MATERIAL:

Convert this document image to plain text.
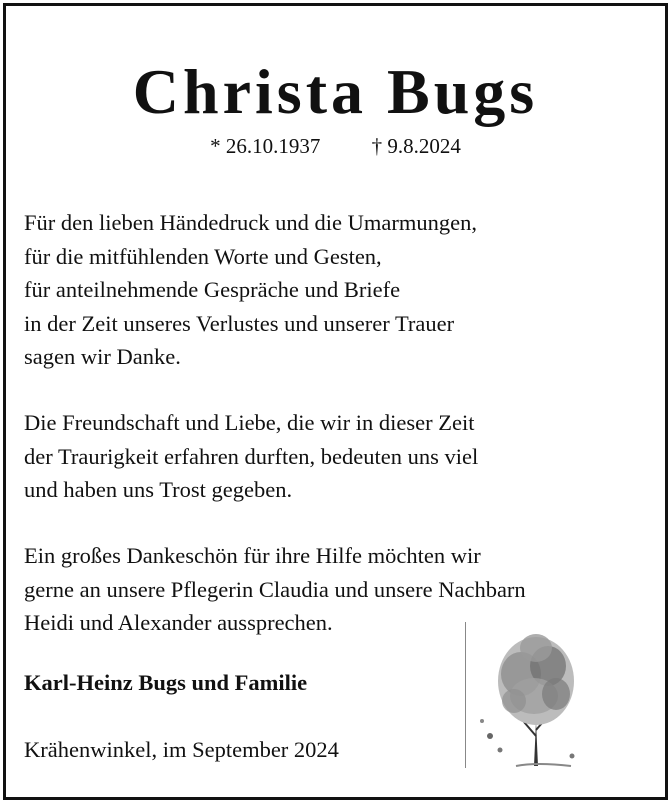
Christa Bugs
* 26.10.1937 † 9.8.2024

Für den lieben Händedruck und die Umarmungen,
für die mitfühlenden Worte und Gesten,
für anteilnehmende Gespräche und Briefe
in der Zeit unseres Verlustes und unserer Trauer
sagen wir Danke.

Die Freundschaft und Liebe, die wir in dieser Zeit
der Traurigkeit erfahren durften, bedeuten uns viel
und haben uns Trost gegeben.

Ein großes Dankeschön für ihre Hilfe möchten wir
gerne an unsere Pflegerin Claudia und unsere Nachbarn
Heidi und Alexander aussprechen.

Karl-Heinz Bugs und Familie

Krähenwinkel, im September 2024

SET PROBLEM: Transcribe each entry above exactly, apart from the pictures.

CORRECT RESPONSE:
Convert this document image to plain text.
Christa Bugs
* 26.10.1937 † 9.8.2024

Für den lieben Händedruck und die Umarmungen,
für die mitfühlenden Worte und Gesten,
für anteilnehmende Gespräche und Briefe
in der Zeit unseres Verlustes und unserer Trauer
sagen wir Danke.

Die Freundschaft und Liebe, die wir in dieser Zeit
der Traurigkeit erfahren durften, bedeuten uns viel
und haben uns Trost gegeben.

Ein großes Dankeschön für ihre Hilfe möchten wir
gerne an unsere Pflegerin Claudia und unsere Nachbarn
Heidi und Alexander aussprechen.

Karl-Heinz Bugs und Familie

Krähenwinkel, im September 2024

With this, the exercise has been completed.